#### [GOAL]
Exactly as written, print each record in the listing.

►

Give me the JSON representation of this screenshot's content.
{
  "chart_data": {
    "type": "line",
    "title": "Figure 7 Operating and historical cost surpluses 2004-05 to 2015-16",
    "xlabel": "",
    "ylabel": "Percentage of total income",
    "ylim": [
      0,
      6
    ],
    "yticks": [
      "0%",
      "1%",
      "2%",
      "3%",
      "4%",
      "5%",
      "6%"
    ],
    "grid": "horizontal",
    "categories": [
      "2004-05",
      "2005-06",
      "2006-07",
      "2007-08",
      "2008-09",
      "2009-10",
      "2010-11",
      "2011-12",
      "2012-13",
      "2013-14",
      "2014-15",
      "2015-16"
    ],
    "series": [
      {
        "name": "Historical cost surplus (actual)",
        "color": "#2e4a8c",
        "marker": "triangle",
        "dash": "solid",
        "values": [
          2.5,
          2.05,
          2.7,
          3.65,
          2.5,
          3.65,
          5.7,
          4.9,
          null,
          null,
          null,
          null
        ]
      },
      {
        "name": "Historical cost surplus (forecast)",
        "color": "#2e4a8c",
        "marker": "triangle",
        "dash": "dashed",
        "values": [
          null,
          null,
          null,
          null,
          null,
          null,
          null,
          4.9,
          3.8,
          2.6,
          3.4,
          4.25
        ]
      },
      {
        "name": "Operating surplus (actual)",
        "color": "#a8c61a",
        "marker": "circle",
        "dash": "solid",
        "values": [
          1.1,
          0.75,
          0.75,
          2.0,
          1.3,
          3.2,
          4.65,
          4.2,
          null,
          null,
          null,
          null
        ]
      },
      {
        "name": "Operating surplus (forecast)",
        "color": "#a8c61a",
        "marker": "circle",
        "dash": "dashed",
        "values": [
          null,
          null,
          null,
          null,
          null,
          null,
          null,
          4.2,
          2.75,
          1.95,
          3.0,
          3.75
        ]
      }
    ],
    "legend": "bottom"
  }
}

◄

#### [RESPONSE BELOW]
Give me the JSON representation of this screenshot's content.
{
  "chart_data": {
    "type": "line",
    "title": "Figure 7 Operating and historical cost surpluses 2004-05 to 2015-16",
    "xlabel": "",
    "ylabel": "Percentage of total income",
    "ylim": [
      0,
      6
    ],
    "yticks": [
      "0%",
      "1%",
      "2%",
      "3%",
      "4%",
      "5%",
      "6%"
    ],
    "grid": "horizontal",
    "categories": [
      "2004-05",
      "2005-06",
      "2006-07",
      "2007-08",
      "2008-09",
      "2009-10",
      "2010-11",
      "2011-12",
      "2012-13",
      "2013-14",
      "2014-15",
      "2015-16"
    ],
    "series": [
      {
        "name": "Historical cost surplus (actual)",
        "color": "#2e4a8c",
        "marker": "triangle",
        "dash": "solid",
        "values": [
          2.5,
          2.05,
          2.7,
          3.65,
          2.5,
          3.65,
          5.7,
          4.9,
          null,
          null,
          null,
          null
        ]
      },
      {
        "name": "Historical cost surplus (forecast)",
        "color": "#2e4a8c",
        "marker": "triangle",
        "dash": "dashed",
        "values": [
          null,
          null,
          null,
          null,
          null,
          null,
          null,
          4.9,
          3.8,
          2.6,
          3.4,
          4.25
        ]
      },
      {
        "name": "Operating surplus (actual)",
        "color": "#a8c61a",
        "marker": "circle",
        "dash": "solid",
        "values": [
          1.1,
          0.75,
          0.75,
          2.0,
          1.3,
          3.2,
          4.65,
          4.2,
          null,
          null,
          null,
          null
        ]
      },
      {
        "name": "Operating surplus (forecast)",
        "color": "#a8c61a",
        "marker": "circle",
        "dash": "dashed",
        "values": [
          null,
          null,
          null,
          null,
          null,
          null,
          null,
          4.2,
          2.75,
          1.95,
          3.0,
          3.75
        ]
      }
    ],
    "legend": "bottom"
  }
}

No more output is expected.